**What is asked:** Extract all lines that hold "name" from the records below.

(Items from a figure collection)
^^^^

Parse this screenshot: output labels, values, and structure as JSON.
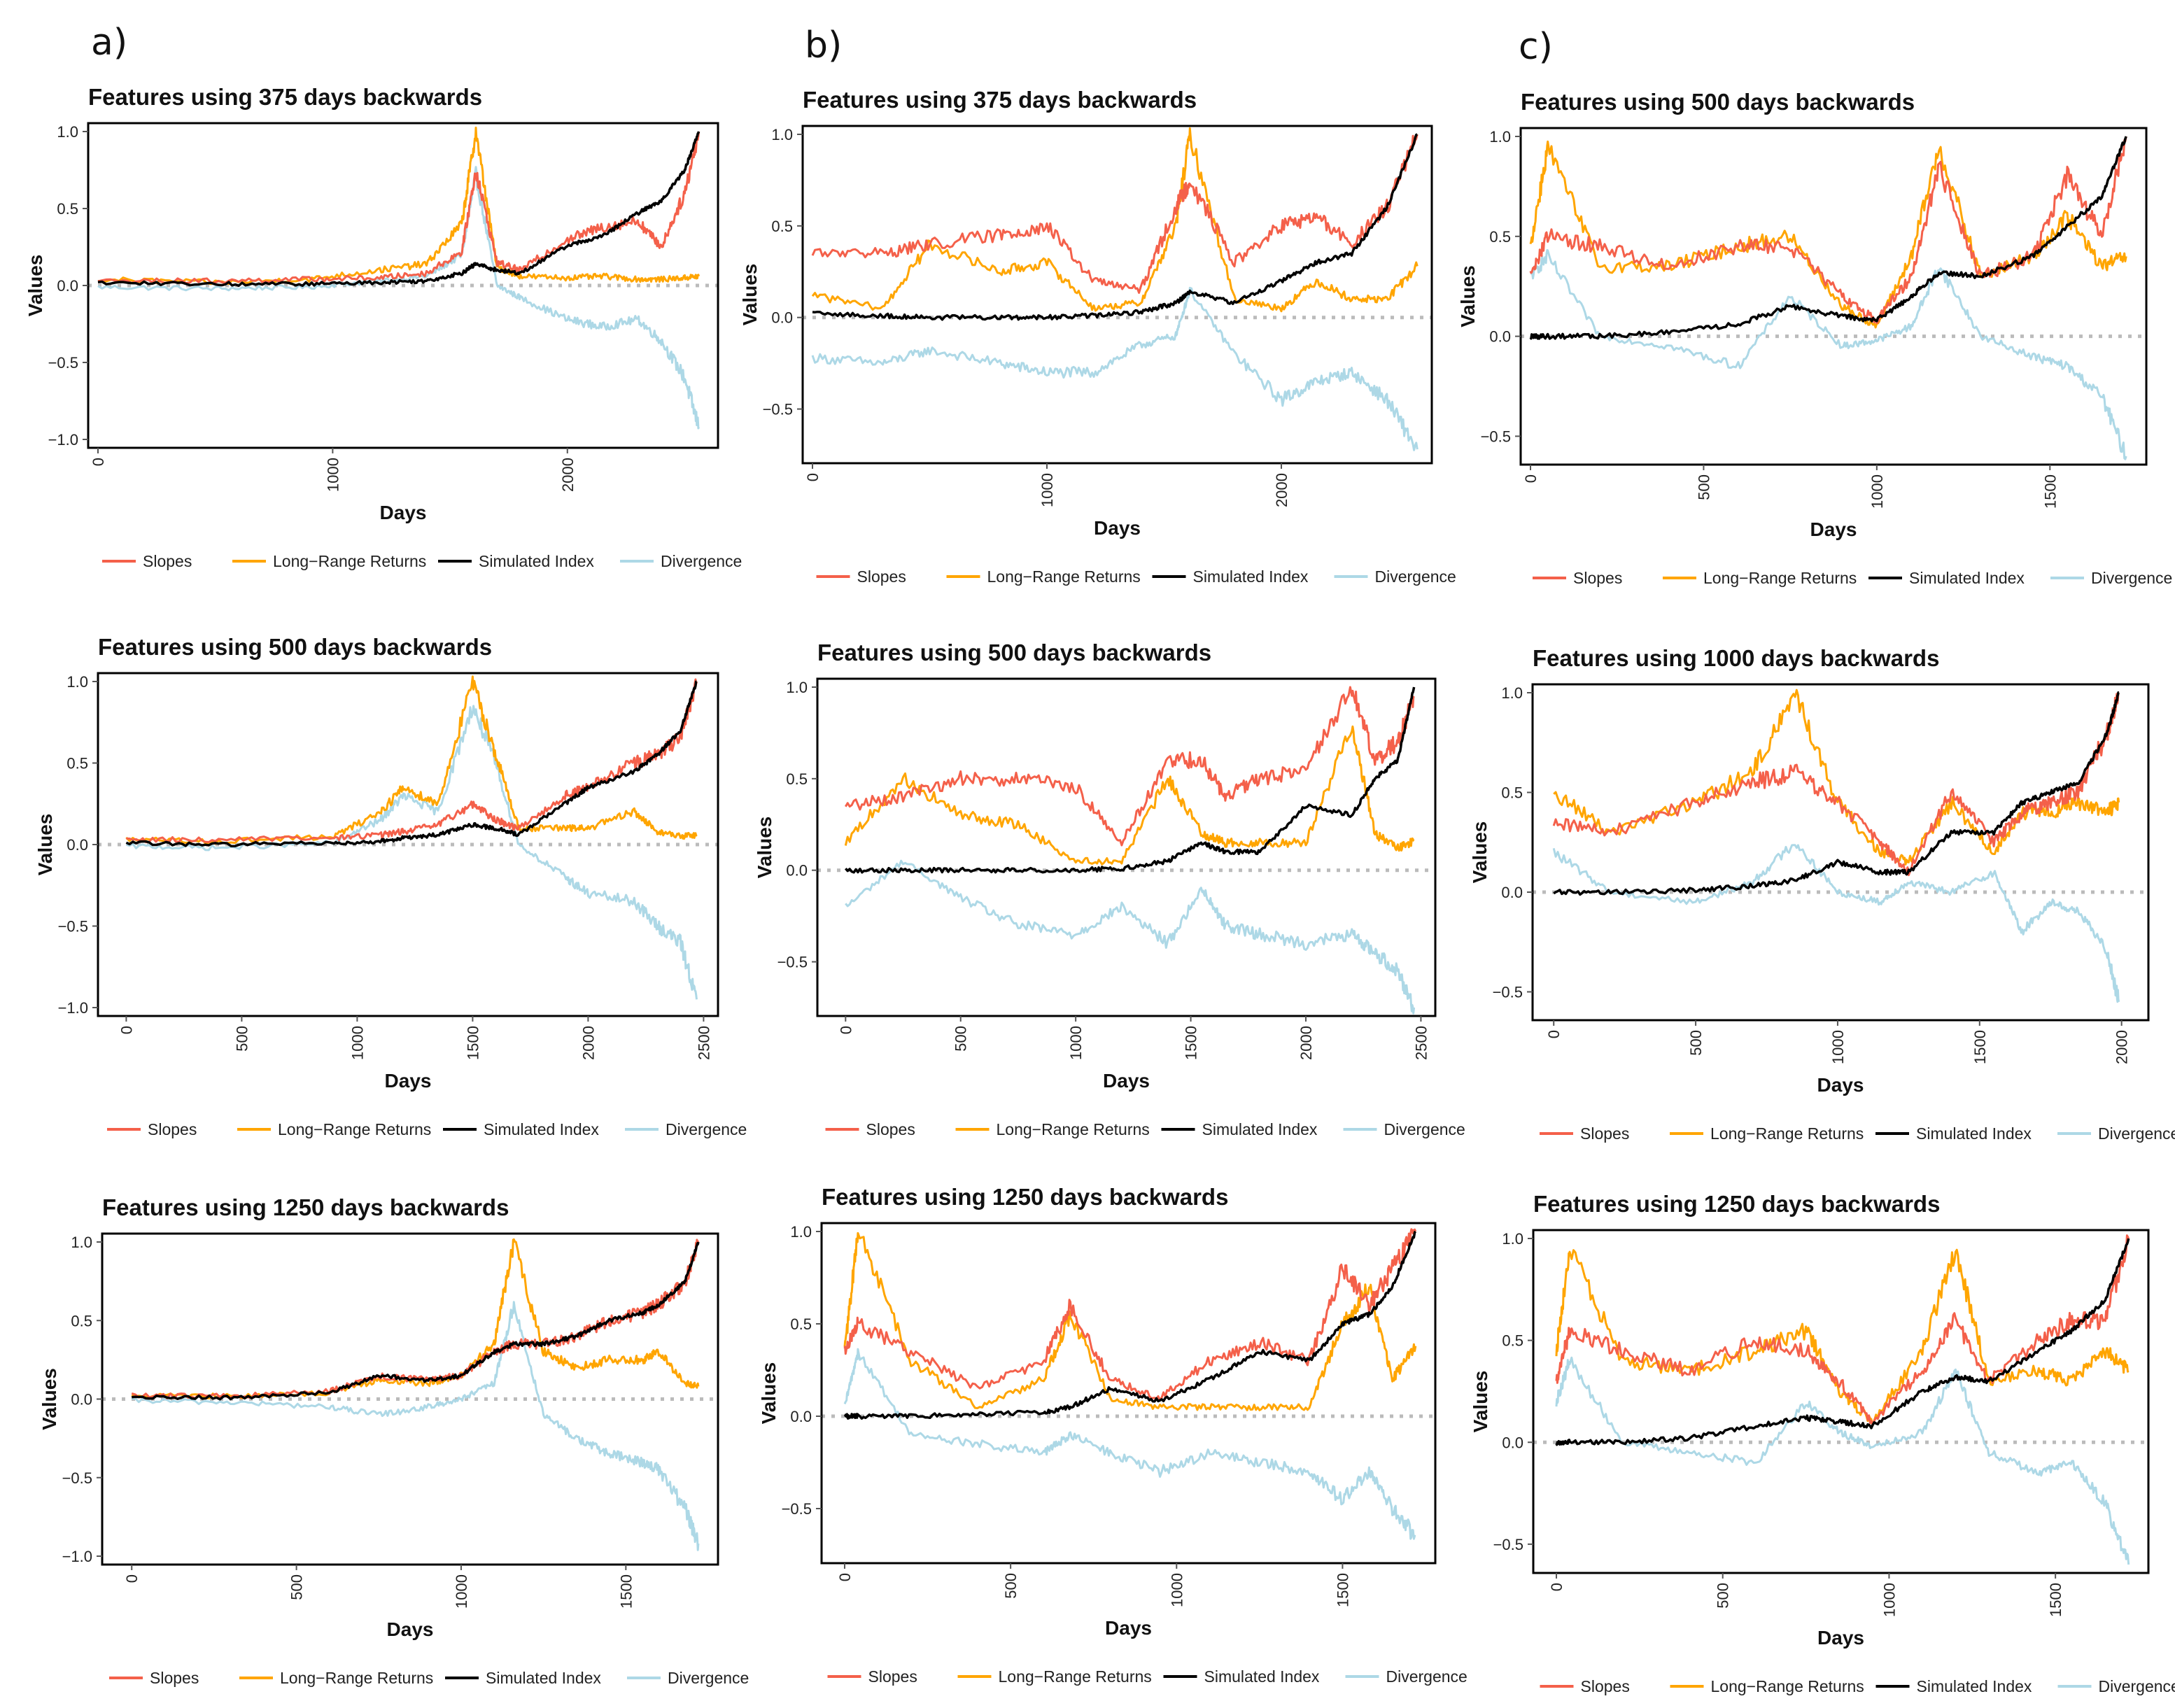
{
  "column_labels": [
    "a)",
    "b)",
    "c)"
  ],
  "series_meta": [
    {
      "key": "slopes",
      "name": "Slopes",
      "color": "#f4604a"
    },
    {
      "key": "lrr",
      "name": "Long−Range Returns",
      "color": "#ffa500"
    },
    {
      "key": "index",
      "name": "Simulated Index",
      "color": "#000000"
    },
    {
      "key": "div",
      "name": "Divergence",
      "color": "#add8e6"
    }
  ],
  "chart_data": [
    {
      "id": "a1",
      "type": "line",
      "title": "Features using 375 days backwards",
      "xlabel": "Days",
      "ylabel": "Values",
      "xlim": [
        0,
        2600
      ],
      "ylim": [
        -1.0,
        1.0
      ],
      "xticks": [
        0,
        1000,
        2000
      ],
      "yticks": [
        -1.0,
        -0.5,
        0.0,
        0.5,
        1.0
      ],
      "x": [
        0,
        500,
        900,
        1200,
        1400,
        1550,
        1610,
        1700,
        1800,
        2000,
        2150,
        2300,
        2400,
        2500,
        2560
      ],
      "series": [
        {
          "key": "slopes",
          "values": [
            0.03,
            0.03,
            0.04,
            0.05,
            0.08,
            0.22,
            0.75,
            0.15,
            0.1,
            0.3,
            0.38,
            0.42,
            0.25,
            0.6,
            1.0
          ]
        },
        {
          "key": "lrr",
          "values": [
            0.04,
            0.02,
            0.04,
            0.1,
            0.14,
            0.4,
            1.0,
            0.12,
            0.06,
            0.05,
            0.06,
            0.04,
            0.04,
            0.05,
            0.06
          ]
        },
        {
          "key": "index",
          "values": [
            0.02,
            0.01,
            0.01,
            0.02,
            0.03,
            0.08,
            0.14,
            0.1,
            0.08,
            0.26,
            0.32,
            0.47,
            0.55,
            0.75,
            1.0
          ]
        },
        {
          "key": "div",
          "values": [
            -0.01,
            -0.02,
            -0.01,
            0.03,
            0.06,
            0.2,
            0.72,
            0.0,
            -0.08,
            -0.22,
            -0.27,
            -0.22,
            -0.36,
            -0.6,
            -0.92
          ]
        }
      ]
    },
    {
      "id": "b1",
      "type": "line",
      "title": "Features using 375 days backwards",
      "xlabel": "Days",
      "ylabel": "Values",
      "xlim": [
        0,
        2600
      ],
      "ylim": [
        -0.75,
        1.0
      ],
      "xticks": [
        0,
        1000,
        2000
      ],
      "yticks": [
        -0.5,
        0.0,
        0.5,
        1.0
      ],
      "x": [
        0,
        300,
        500,
        800,
        1000,
        1200,
        1400,
        1550,
        1610,
        1800,
        2000,
        2150,
        2300,
        2450,
        2580
      ],
      "series": [
        {
          "key": "slopes",
          "values": [
            0.36,
            0.35,
            0.4,
            0.45,
            0.5,
            0.2,
            0.15,
            0.6,
            0.75,
            0.3,
            0.5,
            0.55,
            0.4,
            0.6,
            1.0
          ]
        },
        {
          "key": "lrr",
          "values": [
            0.12,
            0.05,
            0.4,
            0.25,
            0.3,
            0.05,
            0.08,
            0.5,
            1.0,
            0.1,
            0.05,
            0.2,
            0.1,
            0.1,
            0.28
          ]
        },
        {
          "key": "index",
          "values": [
            0.02,
            0.01,
            0.0,
            0.0,
            0.0,
            0.01,
            0.03,
            0.08,
            0.14,
            0.08,
            0.2,
            0.3,
            0.35,
            0.6,
            1.0
          ]
        },
        {
          "key": "div",
          "values": [
            -0.22,
            -0.25,
            -0.18,
            -0.25,
            -0.3,
            -0.3,
            -0.15,
            -0.1,
            0.15,
            -0.2,
            -0.45,
            -0.35,
            -0.3,
            -0.45,
            -0.72
          ]
        }
      ]
    },
    {
      "id": "c1",
      "type": "line",
      "title": "Features using 500 days backwards",
      "xlabel": "Days",
      "ylabel": "Values",
      "xlim": [
        0,
        1750
      ],
      "ylim": [
        -0.6,
        1.0
      ],
      "xticks": [
        0,
        500,
        1000,
        1500
      ],
      "yticks": [
        -0.5,
        0.0,
        0.5,
        1.0
      ],
      "x": [
        0,
        50,
        200,
        400,
        600,
        750,
        900,
        1000,
        1100,
        1180,
        1300,
        1450,
        1550,
        1650,
        1720
      ],
      "series": [
        {
          "key": "slopes",
          "values": [
            0.3,
            0.5,
            0.45,
            0.35,
            0.45,
            0.45,
            0.2,
            0.08,
            0.3,
            0.85,
            0.3,
            0.4,
            0.8,
            0.5,
            1.0
          ]
        },
        {
          "key": "lrr",
          "values": [
            0.45,
            0.95,
            0.35,
            0.35,
            0.45,
            0.5,
            0.15,
            0.05,
            0.4,
            0.95,
            0.3,
            0.4,
            0.6,
            0.35,
            0.4
          ]
        },
        {
          "key": "index",
          "values": [
            0.0,
            0.0,
            0.0,
            0.02,
            0.06,
            0.15,
            0.1,
            0.08,
            0.2,
            0.32,
            0.3,
            0.4,
            0.55,
            0.7,
            1.0
          ]
        },
        {
          "key": "div",
          "values": [
            0.3,
            0.4,
            0.0,
            -0.05,
            -0.15,
            0.2,
            -0.05,
            -0.02,
            0.05,
            0.35,
            0.0,
            -0.1,
            -0.15,
            -0.3,
            -0.6
          ]
        }
      ]
    },
    {
      "id": "a2",
      "type": "line",
      "title": "Features using 500 days backwards",
      "xlabel": "Days",
      "ylabel": "Values",
      "xlim": [
        -80,
        2520
      ],
      "ylim": [
        -1.0,
        1.0
      ],
      "xticks": [
        0,
        500,
        1000,
        1500,
        2000,
        2500
      ],
      "yticks": [
        -1.0,
        -0.5,
        0.0,
        0.5,
        1.0
      ],
      "x": [
        0,
        400,
        900,
        1100,
        1200,
        1350,
        1500,
        1600,
        1700,
        1900,
        2000,
        2200,
        2300,
        2400,
        2470
      ],
      "series": [
        {
          "key": "slopes",
          "values": [
            0.03,
            0.03,
            0.04,
            0.06,
            0.08,
            0.12,
            0.25,
            0.15,
            0.1,
            0.3,
            0.35,
            0.5,
            0.55,
            0.65,
            1.0
          ]
        },
        {
          "key": "lrr",
          "values": [
            0.03,
            0.02,
            0.05,
            0.2,
            0.35,
            0.25,
            1.0,
            0.55,
            0.1,
            0.1,
            0.1,
            0.2,
            0.08,
            0.05,
            0.06
          ]
        },
        {
          "key": "index",
          "values": [
            0.01,
            0.0,
            0.01,
            0.02,
            0.04,
            0.06,
            0.12,
            0.1,
            0.06,
            0.25,
            0.35,
            0.45,
            0.55,
            0.7,
            1.0
          ]
        },
        {
          "key": "div",
          "values": [
            -0.01,
            -0.02,
            0.01,
            0.15,
            0.3,
            0.2,
            0.85,
            0.5,
            0.0,
            -0.2,
            -0.3,
            -0.35,
            -0.5,
            -0.6,
            -0.95
          ]
        }
      ]
    },
    {
      "id": "b2",
      "type": "line",
      "title": "Features using 500 days backwards",
      "xlabel": "Days",
      "ylabel": "Values",
      "xlim": [
        -80,
        2520
      ],
      "ylim": [
        -0.75,
        1.0
      ],
      "xticks": [
        0,
        500,
        1000,
        1500,
        2000,
        2500
      ],
      "yticks": [
        -0.5,
        0.0,
        0.5,
        1.0
      ],
      "x": [
        0,
        250,
        500,
        750,
        1000,
        1200,
        1400,
        1550,
        1650,
        1800,
        2000,
        2200,
        2300,
        2400,
        2470
      ],
      "series": [
        {
          "key": "slopes",
          "values": [
            0.35,
            0.4,
            0.5,
            0.5,
            0.45,
            0.15,
            0.6,
            0.6,
            0.4,
            0.5,
            0.55,
            1.0,
            0.6,
            0.7,
            0.95
          ]
        },
        {
          "key": "lrr",
          "values": [
            0.15,
            0.5,
            0.3,
            0.25,
            0.05,
            0.05,
            0.5,
            0.2,
            0.15,
            0.15,
            0.15,
            0.8,
            0.2,
            0.12,
            0.16
          ]
        },
        {
          "key": "index",
          "values": [
            0.0,
            0.0,
            0.0,
            0.0,
            0.0,
            0.01,
            0.05,
            0.15,
            0.1,
            0.1,
            0.35,
            0.3,
            0.5,
            0.6,
            1.0
          ]
        },
        {
          "key": "div",
          "values": [
            -0.2,
            0.05,
            -0.15,
            -0.3,
            -0.35,
            -0.2,
            -0.4,
            -0.1,
            -0.3,
            -0.35,
            -0.4,
            -0.35,
            -0.45,
            -0.55,
            -0.75
          ]
        }
      ]
    },
    {
      "id": "c2",
      "type": "line",
      "title": "Features using 1000 days backwards",
      "xlabel": "Days",
      "ylabel": "Values",
      "xlim": [
        -40,
        2060
      ],
      "ylim": [
        -0.6,
        1.0
      ],
      "xticks": [
        0,
        500,
        1000,
        1500,
        2000
      ],
      "yticks": [
        -0.5,
        0.0,
        0.5,
        1.0
      ],
      "x": [
        0,
        200,
        500,
        700,
        850,
        1000,
        1150,
        1250,
        1400,
        1550,
        1650,
        1750,
        1850,
        1950,
        1990
      ],
      "series": [
        {
          "key": "slopes",
          "values": [
            0.35,
            0.3,
            0.45,
            0.55,
            0.6,
            0.45,
            0.25,
            0.1,
            0.5,
            0.25,
            0.4,
            0.45,
            0.5,
            0.8,
            1.0
          ]
        },
        {
          "key": "lrr",
          "values": [
            0.5,
            0.3,
            0.45,
            0.6,
            1.0,
            0.45,
            0.2,
            0.15,
            0.45,
            0.2,
            0.4,
            0.4,
            0.45,
            0.4,
            0.45
          ]
        },
        {
          "key": "index",
          "values": [
            0.0,
            0.0,
            0.01,
            0.03,
            0.06,
            0.15,
            0.1,
            0.1,
            0.3,
            0.3,
            0.45,
            0.5,
            0.55,
            0.8,
            1.0
          ]
        },
        {
          "key": "div",
          "values": [
            0.2,
            0.0,
            -0.05,
            0.05,
            0.25,
            0.0,
            -0.05,
            0.05,
            0.0,
            0.1,
            -0.2,
            -0.05,
            -0.1,
            -0.3,
            -0.55
          ]
        }
      ]
    },
    {
      "id": "a3",
      "type": "line",
      "title": "Features using 1250 days backwards",
      "xlabel": "Days",
      "ylabel": "Values",
      "xlim": [
        -60,
        1750
      ],
      "ylim": [
        -1.0,
        1.0
      ],
      "xticks": [
        0,
        500,
        1000,
        1500
      ],
      "yticks": [
        -1.0,
        -0.5,
        0.0,
        0.5,
        1.0
      ],
      "x": [
        0,
        300,
        600,
        750,
        900,
        1000,
        1100,
        1160,
        1250,
        1350,
        1450,
        1550,
        1600,
        1680,
        1720
      ],
      "series": [
        {
          "key": "slopes",
          "values": [
            0.02,
            0.02,
            0.05,
            0.15,
            0.12,
            0.15,
            0.3,
            0.35,
            0.35,
            0.4,
            0.5,
            0.55,
            0.6,
            0.75,
            1.0
          ]
        },
        {
          "key": "lrr",
          "values": [
            0.02,
            0.02,
            0.04,
            0.12,
            0.1,
            0.15,
            0.35,
            1.0,
            0.3,
            0.2,
            0.25,
            0.25,
            0.3,
            0.1,
            0.08
          ]
        },
        {
          "key": "index",
          "values": [
            0.01,
            0.01,
            0.04,
            0.15,
            0.12,
            0.15,
            0.3,
            0.35,
            0.35,
            0.4,
            0.5,
            0.55,
            0.6,
            0.75,
            1.0
          ]
        },
        {
          "key": "div",
          "values": [
            -0.01,
            -0.02,
            -0.05,
            -0.1,
            -0.05,
            0.0,
            0.1,
            0.6,
            -0.1,
            -0.25,
            -0.35,
            -0.4,
            -0.45,
            -0.7,
            -0.92
          ]
        }
      ]
    },
    {
      "id": "b3",
      "type": "line",
      "title": "Features using 1250 days backwards",
      "xlabel": "Days",
      "ylabel": "Values",
      "xlim": [
        -40,
        1750
      ],
      "ylim": [
        -0.75,
        1.0
      ],
      "xticks": [
        0,
        500,
        1000,
        1500
      ],
      "yticks": [
        -0.5,
        0.0,
        0.5,
        1.0
      ],
      "x": [
        0,
        40,
        200,
        400,
        600,
        680,
        800,
        950,
        1100,
        1250,
        1400,
        1500,
        1580,
        1650,
        1720
      ],
      "series": [
        {
          "key": "slopes",
          "values": [
            0.35,
            0.5,
            0.35,
            0.15,
            0.3,
            0.6,
            0.2,
            0.1,
            0.3,
            0.4,
            0.3,
            0.8,
            0.6,
            0.8,
            1.0
          ]
        },
        {
          "key": "lrr",
          "values": [
            0.35,
            1.0,
            0.3,
            0.05,
            0.2,
            0.55,
            0.1,
            0.05,
            0.05,
            0.05,
            0.05,
            0.5,
            0.7,
            0.2,
            0.38
          ]
        },
        {
          "key": "index",
          "values": [
            0.0,
            0.0,
            0.0,
            0.01,
            0.02,
            0.05,
            0.15,
            0.08,
            0.2,
            0.35,
            0.3,
            0.5,
            0.55,
            0.7,
            1.0
          ]
        },
        {
          "key": "div",
          "values": [
            0.05,
            0.35,
            -0.1,
            -0.15,
            -0.2,
            -0.1,
            -0.2,
            -0.3,
            -0.2,
            -0.25,
            -0.3,
            -0.45,
            -0.3,
            -0.5,
            -0.65
          ]
        }
      ]
    },
    {
      "id": "c3",
      "type": "line",
      "title": "Features using 1250 days backwards",
      "xlabel": "Days",
      "ylabel": "Values",
      "xlim": [
        -40,
        1750
      ],
      "ylim": [
        -0.6,
        1.0
      ],
      "xticks": [
        0,
        500,
        1000,
        1500
      ],
      "yticks": [
        -0.5,
        0.0,
        0.5,
        1.0
      ],
      "x": [
        0,
        40,
        200,
        400,
        600,
        750,
        850,
        950,
        1100,
        1200,
        1300,
        1450,
        1550,
        1650,
        1720
      ],
      "series": [
        {
          "key": "slopes",
          "values": [
            0.3,
            0.55,
            0.45,
            0.35,
            0.5,
            0.45,
            0.3,
            0.1,
            0.35,
            0.6,
            0.3,
            0.5,
            0.6,
            0.6,
            1.0
          ]
        },
        {
          "key": "lrr",
          "values": [
            0.45,
            0.95,
            0.4,
            0.35,
            0.45,
            0.55,
            0.25,
            0.1,
            0.45,
            0.95,
            0.3,
            0.35,
            0.3,
            0.45,
            0.35
          ]
        },
        {
          "key": "index",
          "values": [
            0.0,
            0.0,
            0.0,
            0.02,
            0.08,
            0.12,
            0.1,
            0.08,
            0.25,
            0.32,
            0.3,
            0.45,
            0.55,
            0.7,
            1.0
          ]
        },
        {
          "key": "div",
          "values": [
            0.2,
            0.4,
            0.0,
            -0.05,
            -0.1,
            0.2,
            0.05,
            -0.02,
            0.05,
            0.35,
            -0.05,
            -0.15,
            -0.1,
            -0.3,
            -0.6
          ]
        }
      ]
    }
  ]
}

^^^^

**Output of the task:**
      "name": "Slopes",
      "name": "Long−Range Returns",
      "name": "Simulated Index",
      "name": "Divergence",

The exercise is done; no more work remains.